** Start of Excerpt provided **
Inserting the above expression \eqref{eq:kill0} for $\varepsilon$ into
this equation and after a little bit of algebra (using repeatedly that
$\Gamma_+^2 = 0$), we find
\begin{multline*}
  \chi' + i \lambda (I+J) \chi\\
  + \sum_i x^i \left( \half \sum_j A_{ij} \Gamma_+ \Gamma_j + \lambda
    (I+J) \Omega_i - \lambda \Omega_i (I+J) \right)\, \chi = 0~,
\end{multline*}
where ${}'$ denotes derivative with respect to $x^-$.
 Using
\begin{equation*}
  (I+J) \Omega_i - \Omega_i (I+J) = 2 \lambda \Gamma_+ \Gamma_i
  \qquad\text{for all $i$}~,
\end{equation*}
this can be rewritten as
\begin{equation*}
  \chi' + i \lambda (I+J) \chi
  = \sum_i x^i \left(
 2\lambda^2  \Gamma_i + \half \sum_j A_{ij}
  \Gamma_j
 \right)\, \Gamma_+ \chi ,
\end{equation*}

The left-hand side is independent of $x^i$ as $\chi$ is, while the
right-hand side has explicit $x^i$ dependence, and so both sides must
vanish separately.  The vanishing of the left-hand side is a
first-order linear ordinary differential equation with constant
coefficients, which has a unique solution for each initial value.  The
number of supersymmetries is then the dimension of the space of such
initial values for which the right-hand side vanishes.  The right-hand
side will vanish for any initial value spinor that is annihilated by
$\Gamma_+$, and so there are always (at least) 16 real (or 8 complex)
Killing spinors, and the solution is half-BPS for arbitrary $A_{ij}$.
However, if $A_{ij}$ is chosen so that the bracket on the right-hand
side vanishes, then the right-hand side vanishes for arbitrary spinors
$\chi$, and the solution is maximally supersymmetric.
** End of Excerpt provided **
** Start of Provided information **
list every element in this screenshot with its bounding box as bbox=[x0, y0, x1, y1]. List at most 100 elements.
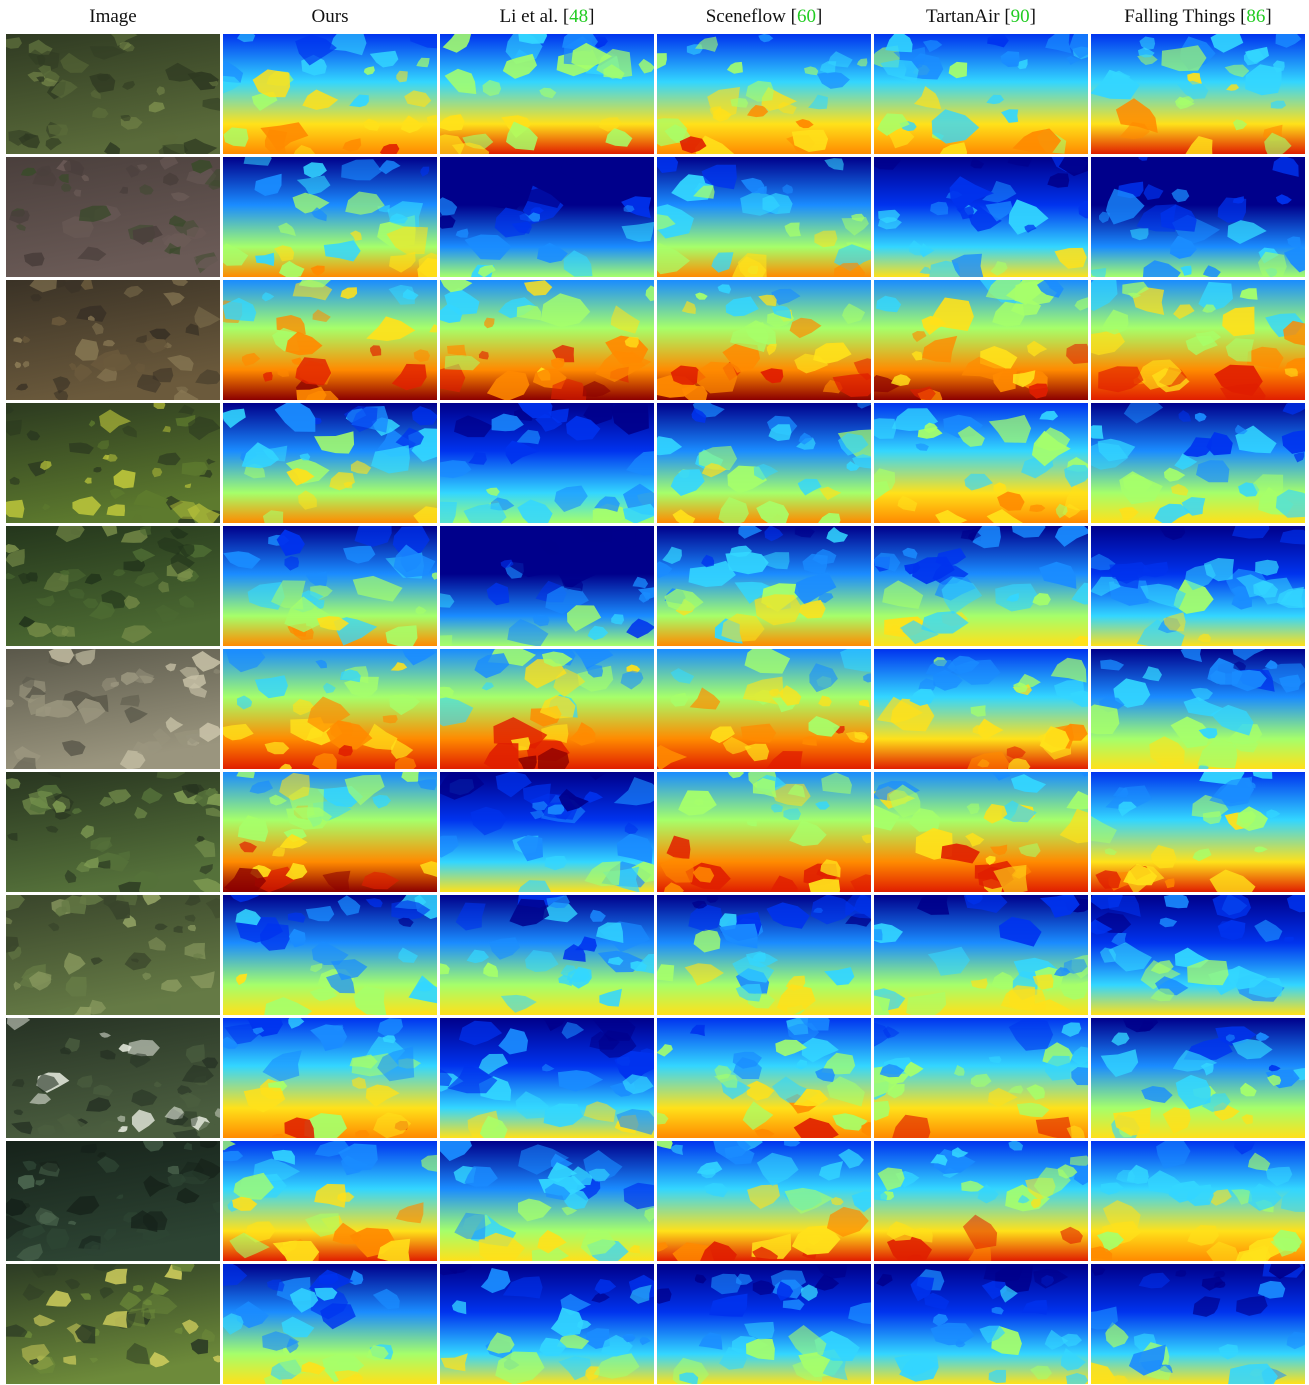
photo-image bbox=[6, 649, 220, 769]
depth-map bbox=[1091, 157, 1305, 277]
depth-map bbox=[657, 403, 871, 523]
depth-map bbox=[223, 895, 437, 1015]
depth-map bbox=[874, 280, 1088, 400]
input-photo bbox=[6, 1018, 220, 1138]
depth-map bbox=[874, 649, 1088, 769]
depth-map bbox=[223, 403, 437, 523]
depth-map-image bbox=[440, 772, 654, 892]
input-photo bbox=[6, 1141, 220, 1261]
depth-map-image bbox=[657, 895, 871, 1015]
depth-map bbox=[657, 1264, 871, 1384]
photo-image bbox=[6, 526, 220, 646]
depth-map-image bbox=[1091, 772, 1305, 892]
depth-map bbox=[657, 649, 871, 769]
depth-map-image bbox=[440, 649, 654, 769]
input-photo bbox=[6, 649, 220, 769]
depth-map bbox=[223, 280, 437, 400]
citation-link[interactable]: 60 bbox=[796, 6, 816, 27]
depth-map bbox=[874, 895, 1088, 1015]
depth-map-image bbox=[223, 895, 437, 1015]
depth-map-image bbox=[874, 280, 1088, 400]
photo-image bbox=[6, 403, 220, 523]
depth-map-image bbox=[657, 526, 871, 646]
input-photo bbox=[6, 34, 220, 154]
depth-map bbox=[1091, 649, 1305, 769]
depth-map bbox=[874, 34, 1088, 154]
depth-map bbox=[657, 34, 871, 154]
depth-map bbox=[440, 157, 654, 277]
column-header-label: Sceneflow bbox=[705, 6, 786, 27]
depth-map-image bbox=[874, 526, 1088, 646]
depth-map bbox=[440, 895, 654, 1015]
depth-map-image bbox=[874, 157, 1088, 277]
citation-link[interactable]: 86 bbox=[1246, 6, 1266, 27]
photo-image bbox=[6, 1264, 220, 1384]
depth-map bbox=[440, 1141, 654, 1261]
depth-map bbox=[1091, 1264, 1305, 1384]
depth-map bbox=[223, 1018, 437, 1138]
depth-map-image bbox=[223, 403, 437, 523]
depth-map-image bbox=[1091, 1264, 1305, 1384]
depth-map bbox=[1091, 526, 1305, 646]
citation-link[interactable]: 48 bbox=[569, 6, 589, 27]
depth-map bbox=[874, 403, 1088, 523]
input-photo bbox=[6, 1264, 220, 1384]
column-header-label: Falling Things bbox=[1124, 6, 1236, 27]
column-header-sceneflow: Sceneflow [60] bbox=[705, 6, 823, 27]
depth-map bbox=[874, 1264, 1088, 1384]
depth-map bbox=[440, 649, 654, 769]
depth-map-image bbox=[223, 526, 437, 646]
photo-image bbox=[6, 34, 220, 154]
depth-map bbox=[440, 1018, 654, 1138]
depth-map-image bbox=[874, 1264, 1088, 1384]
depth-map-image bbox=[1091, 280, 1305, 400]
depth-map-image bbox=[1091, 403, 1305, 523]
column-header-label: Li et al. bbox=[499, 6, 559, 27]
depth-map-image bbox=[440, 1018, 654, 1138]
photo-image bbox=[6, 1141, 220, 1261]
depth-map-image bbox=[223, 1018, 437, 1138]
depth-map-image bbox=[440, 157, 654, 277]
photo-image bbox=[6, 772, 220, 892]
depth-map-image bbox=[440, 34, 654, 154]
depth-map bbox=[223, 157, 437, 277]
depth-map bbox=[1091, 772, 1305, 892]
depth-map-image bbox=[657, 772, 871, 892]
depth-map-image bbox=[657, 1264, 871, 1384]
depth-map bbox=[440, 280, 654, 400]
depth-map-image bbox=[657, 1018, 871, 1138]
depth-map bbox=[223, 772, 437, 892]
figure: Image Ours Li et al. [48] Sceneflow [60]… bbox=[6, 0, 1306, 1384]
depth-map-image bbox=[223, 1141, 437, 1261]
depth-map bbox=[440, 403, 654, 523]
citation-link[interactable]: 90 bbox=[1010, 6, 1030, 27]
depth-map bbox=[657, 1018, 871, 1138]
column-header-ours: Ours bbox=[223, 6, 437, 28]
depth-map-image bbox=[874, 895, 1088, 1015]
depth-map bbox=[657, 772, 871, 892]
depth-map bbox=[440, 526, 654, 646]
depth-map bbox=[223, 34, 437, 154]
depth-map-image bbox=[223, 1264, 437, 1384]
depth-map-image bbox=[223, 649, 437, 769]
photo-image bbox=[6, 1018, 220, 1138]
depth-map bbox=[1091, 895, 1305, 1015]
depth-map-image bbox=[440, 895, 654, 1015]
depth-map bbox=[440, 772, 654, 892]
depth-map bbox=[874, 1018, 1088, 1138]
depth-map bbox=[874, 157, 1088, 277]
depth-map-image bbox=[223, 157, 437, 277]
depth-map-image bbox=[657, 649, 871, 769]
depth-map-image bbox=[657, 280, 871, 400]
column-header-tartanair: TartanAir [90] bbox=[926, 6, 1036, 27]
depth-map-image bbox=[874, 772, 1088, 892]
depth-map bbox=[874, 526, 1088, 646]
depth-map-image bbox=[874, 34, 1088, 154]
depth-map bbox=[657, 1141, 871, 1261]
depth-map bbox=[223, 649, 437, 769]
depth-map bbox=[1091, 403, 1305, 523]
depth-map bbox=[657, 526, 871, 646]
column-header-li-et-al: Li et al. [48] bbox=[499, 6, 595, 27]
depth-map-image bbox=[874, 649, 1088, 769]
depth-map-image bbox=[874, 403, 1088, 523]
** End of Provided information **
Task set —
(a) In the supersymmetry derivation, the vanishing of the left-hand side gives a differential equation. List every property the text ascribes to that equation.
(b) Decide whether each statement agrees with the supersymmetry derivation. Answer yes or no, and quote the deciding words.
(i) There are always at least 16 real Killing spinors.
(ii) The prime denotes a derivative with respect to $x^i$.
(iii) The solution is half-BPS only for particular choices of $A_{ij}$.

Complete answers —
(a)
- first-order
- linear
- ordinary
- with constant coefficients
- has a unique solution for each initial value

(b)
(i) Yes: "there are always (at least) 16 real (or 8 complex) Killing spinors"
(ii) No: "where ${}'$ denotes derivative with respect to $x^-$"
(iii) No: "the solution is half-BPS for arbitrary $A_{ij}$"